Exercise objective => Your task is to copy every record exactly.

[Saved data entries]
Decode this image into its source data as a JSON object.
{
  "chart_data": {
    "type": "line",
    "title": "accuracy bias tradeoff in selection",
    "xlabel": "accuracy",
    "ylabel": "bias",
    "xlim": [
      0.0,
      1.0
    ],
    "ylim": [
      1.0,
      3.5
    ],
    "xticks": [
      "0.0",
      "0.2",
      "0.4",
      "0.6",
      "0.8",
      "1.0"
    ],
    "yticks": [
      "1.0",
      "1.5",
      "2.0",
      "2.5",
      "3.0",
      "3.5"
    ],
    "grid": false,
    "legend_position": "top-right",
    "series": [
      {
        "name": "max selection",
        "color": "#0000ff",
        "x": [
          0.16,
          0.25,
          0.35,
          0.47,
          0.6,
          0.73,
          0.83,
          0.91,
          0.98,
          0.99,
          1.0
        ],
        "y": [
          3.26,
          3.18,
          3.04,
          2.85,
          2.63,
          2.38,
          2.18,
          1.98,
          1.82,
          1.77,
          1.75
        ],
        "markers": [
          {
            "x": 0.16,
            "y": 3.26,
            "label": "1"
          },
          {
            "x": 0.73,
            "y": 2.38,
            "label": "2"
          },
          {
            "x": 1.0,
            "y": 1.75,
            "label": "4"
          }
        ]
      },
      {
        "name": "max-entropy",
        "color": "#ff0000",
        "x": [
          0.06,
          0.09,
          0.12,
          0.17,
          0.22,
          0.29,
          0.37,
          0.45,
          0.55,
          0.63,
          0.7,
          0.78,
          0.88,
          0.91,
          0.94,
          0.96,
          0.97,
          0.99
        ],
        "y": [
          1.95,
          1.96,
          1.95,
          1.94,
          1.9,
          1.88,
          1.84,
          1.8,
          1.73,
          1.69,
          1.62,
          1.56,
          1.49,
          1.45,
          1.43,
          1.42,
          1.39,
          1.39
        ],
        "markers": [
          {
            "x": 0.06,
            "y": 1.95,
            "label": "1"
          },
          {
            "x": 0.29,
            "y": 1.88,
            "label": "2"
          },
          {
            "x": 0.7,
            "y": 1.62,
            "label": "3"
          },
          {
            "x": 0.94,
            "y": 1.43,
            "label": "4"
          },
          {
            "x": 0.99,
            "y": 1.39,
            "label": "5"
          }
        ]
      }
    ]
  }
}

Task result =>
Decode this image into its source data as a JSON object.
{
  "chart_data": {
    "type": "line",
    "title": "accuracy bias tradeoff in selection",
    "xlabel": "accuracy",
    "ylabel": "bias",
    "xlim": [
      0.0,
      1.0
    ],
    "ylim": [
      1.0,
      3.5
    ],
    "xticks": [
      "0.0",
      "0.2",
      "0.4",
      "0.6",
      "0.8",
      "1.0"
    ],
    "yticks": [
      "1.0",
      "1.5",
      "2.0",
      "2.5",
      "3.0",
      "3.5"
    ],
    "grid": false,
    "legend_position": "top-right",
    "series": [
      {
        "name": "max selection",
        "color": "#0000ff",
        "x": [
          0.16,
          0.25,
          0.35,
          0.47,
          0.6,
          0.73,
          0.83,
          0.91,
          0.98,
          0.99,
          1.0
        ],
        "y": [
          3.26,
          3.18,
          3.04,
          2.85,
          2.63,
          2.38,
          2.18,
          1.98,
          1.82,
          1.77,
          1.75
        ],
        "markers": [
          {
            "x": 0.16,
            "y": 3.26,
            "label": "1"
          },
          {
            "x": 0.73,
            "y": 2.38,
            "label": "2"
          },
          {
            "x": 1.0,
            "y": 1.75,
            "label": "4"
          }
        ]
      },
      {
        "name": "max-entropy",
        "color": "#ff0000",
        "x": [
          0.06,
          0.09,
          0.12,
          0.17,
          0.22,
          0.29,
          0.37,
          0.45,
          0.55,
          0.63,
          0.7,
          0.78,
          0.88,
          0.91,
          0.94,
          0.96,
          0.97,
          0.99
        ],
        "y": [
          1.95,
          1.96,
          1.95,
          1.94,
          1.9,
          1.88,
          1.84,
          1.8,
          1.73,
          1.69,
          1.62,
          1.56,
          1.49,
          1.45,
          1.43,
          1.42,
          1.39,
          1.39
        ],
        "markers": [
          {
            "x": 0.06,
            "y": 1.95,
            "label": "1"
          },
          {
            "x": 0.29,
            "y": 1.88,
            "label": "2"
          },
          {
            "x": 0.7,
            "y": 1.62,
            "label": "3"
          },
          {
            "x": 0.94,
            "y": 1.43,
            "label": "4"
          },
          {
            "x": 0.99,
            "y": 1.39,
            "label": "5"
          }
        ]
      }
    ]
  }
}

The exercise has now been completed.